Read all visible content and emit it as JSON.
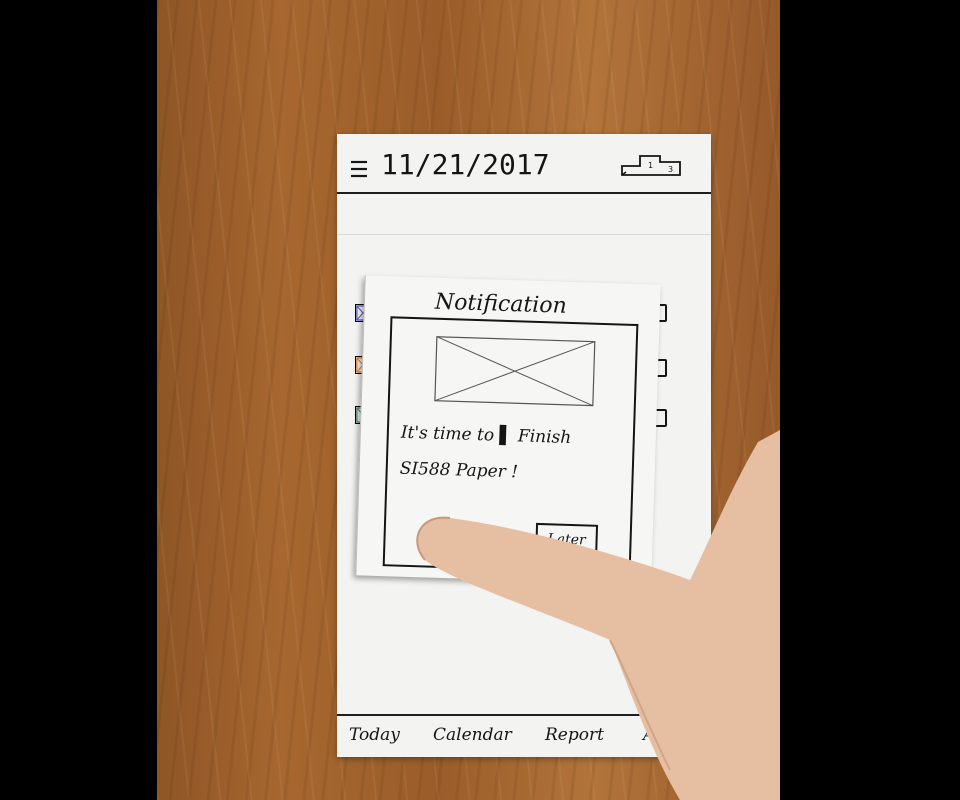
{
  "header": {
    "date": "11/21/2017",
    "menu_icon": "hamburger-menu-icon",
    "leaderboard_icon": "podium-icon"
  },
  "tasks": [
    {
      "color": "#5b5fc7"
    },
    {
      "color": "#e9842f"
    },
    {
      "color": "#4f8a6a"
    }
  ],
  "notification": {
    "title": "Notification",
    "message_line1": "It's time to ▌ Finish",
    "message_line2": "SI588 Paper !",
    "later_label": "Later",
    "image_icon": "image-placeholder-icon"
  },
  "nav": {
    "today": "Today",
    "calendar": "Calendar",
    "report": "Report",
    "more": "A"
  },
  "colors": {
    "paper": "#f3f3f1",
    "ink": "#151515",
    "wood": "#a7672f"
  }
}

----------

- **The request**
Without the images, write out each line of the data verbatim.

- **Output of the exercise**
Read all visible content and emit it as JSON.
{
  "header": {
    "date": "11/21/2017",
    "menu_icon": "hamburger-menu-icon",
    "leaderboard_icon": "podium-icon"
  },
  "tasks": [
    {
      "color": "#5b5fc7"
    },
    {
      "color": "#e9842f"
    },
    {
      "color": "#4f8a6a"
    }
  ],
  "notification": {
    "title": "Notification",
    "message_line1": "It's time to ▌ Finish",
    "message_line2": "SI588 Paper !",
    "later_label": "Later",
    "image_icon": "image-placeholder-icon"
  },
  "nav": {
    "today": "Today",
    "calendar": "Calendar",
    "report": "Report",
    "more": "A"
  },
  "colors": {
    "paper": "#f3f3f1",
    "ink": "#151515",
    "wood": "#a7672f"
  }
}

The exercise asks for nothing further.